• [THE PROBLEM]: In the listing below, identify each line with the word "Brest" and return those lines.

[start]

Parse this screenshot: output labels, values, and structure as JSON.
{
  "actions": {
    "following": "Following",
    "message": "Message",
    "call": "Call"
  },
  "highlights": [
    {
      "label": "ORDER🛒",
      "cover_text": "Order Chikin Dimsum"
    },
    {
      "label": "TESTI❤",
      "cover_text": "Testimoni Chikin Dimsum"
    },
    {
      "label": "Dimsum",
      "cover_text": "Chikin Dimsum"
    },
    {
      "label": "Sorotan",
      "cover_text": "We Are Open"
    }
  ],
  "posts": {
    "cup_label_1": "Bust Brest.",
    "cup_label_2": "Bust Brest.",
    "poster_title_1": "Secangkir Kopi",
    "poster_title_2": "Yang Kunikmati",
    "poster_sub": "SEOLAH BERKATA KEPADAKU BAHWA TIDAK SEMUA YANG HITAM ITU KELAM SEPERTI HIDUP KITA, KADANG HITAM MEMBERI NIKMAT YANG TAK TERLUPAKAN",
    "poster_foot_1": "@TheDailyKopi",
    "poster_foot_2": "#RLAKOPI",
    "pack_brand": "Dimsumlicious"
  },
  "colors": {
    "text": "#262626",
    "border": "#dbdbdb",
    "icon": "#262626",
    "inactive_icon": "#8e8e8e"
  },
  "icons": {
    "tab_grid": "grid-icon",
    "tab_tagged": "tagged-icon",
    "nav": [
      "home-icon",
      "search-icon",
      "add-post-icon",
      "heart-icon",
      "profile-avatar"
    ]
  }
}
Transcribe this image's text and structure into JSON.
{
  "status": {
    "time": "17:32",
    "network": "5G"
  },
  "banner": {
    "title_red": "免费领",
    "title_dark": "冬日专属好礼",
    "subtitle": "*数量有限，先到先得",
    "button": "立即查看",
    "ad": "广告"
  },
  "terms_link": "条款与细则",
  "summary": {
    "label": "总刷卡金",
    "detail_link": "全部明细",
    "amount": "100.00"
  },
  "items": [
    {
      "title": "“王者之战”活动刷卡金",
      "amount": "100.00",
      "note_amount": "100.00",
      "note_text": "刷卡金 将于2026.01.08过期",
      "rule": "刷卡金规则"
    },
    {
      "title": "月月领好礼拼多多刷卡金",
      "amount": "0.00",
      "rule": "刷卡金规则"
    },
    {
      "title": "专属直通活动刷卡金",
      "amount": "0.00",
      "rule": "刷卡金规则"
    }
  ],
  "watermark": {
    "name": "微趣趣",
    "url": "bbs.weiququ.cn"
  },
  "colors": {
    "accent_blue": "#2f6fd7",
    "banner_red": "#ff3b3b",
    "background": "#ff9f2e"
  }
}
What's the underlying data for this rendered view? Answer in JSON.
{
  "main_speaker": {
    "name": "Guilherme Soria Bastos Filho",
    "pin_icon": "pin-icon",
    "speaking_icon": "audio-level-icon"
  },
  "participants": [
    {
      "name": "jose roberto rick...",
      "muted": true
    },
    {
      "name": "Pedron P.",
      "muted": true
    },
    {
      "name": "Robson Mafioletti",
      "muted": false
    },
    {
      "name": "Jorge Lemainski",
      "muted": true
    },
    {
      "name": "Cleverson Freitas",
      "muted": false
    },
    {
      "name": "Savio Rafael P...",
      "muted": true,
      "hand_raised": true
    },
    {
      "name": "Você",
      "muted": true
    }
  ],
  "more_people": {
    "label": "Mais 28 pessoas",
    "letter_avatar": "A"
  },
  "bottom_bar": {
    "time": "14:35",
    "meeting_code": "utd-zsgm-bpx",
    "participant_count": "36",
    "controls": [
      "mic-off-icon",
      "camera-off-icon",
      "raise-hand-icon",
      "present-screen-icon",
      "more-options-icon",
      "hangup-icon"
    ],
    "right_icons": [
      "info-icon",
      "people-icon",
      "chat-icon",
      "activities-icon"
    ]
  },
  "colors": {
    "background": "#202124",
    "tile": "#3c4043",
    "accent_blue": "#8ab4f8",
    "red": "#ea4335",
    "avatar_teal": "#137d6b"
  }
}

[end]

• [EXERCISE SOLUTION]:
    "cup_label_1": "Bust Brest.",
    "cup_label_2": "Bust Brest.",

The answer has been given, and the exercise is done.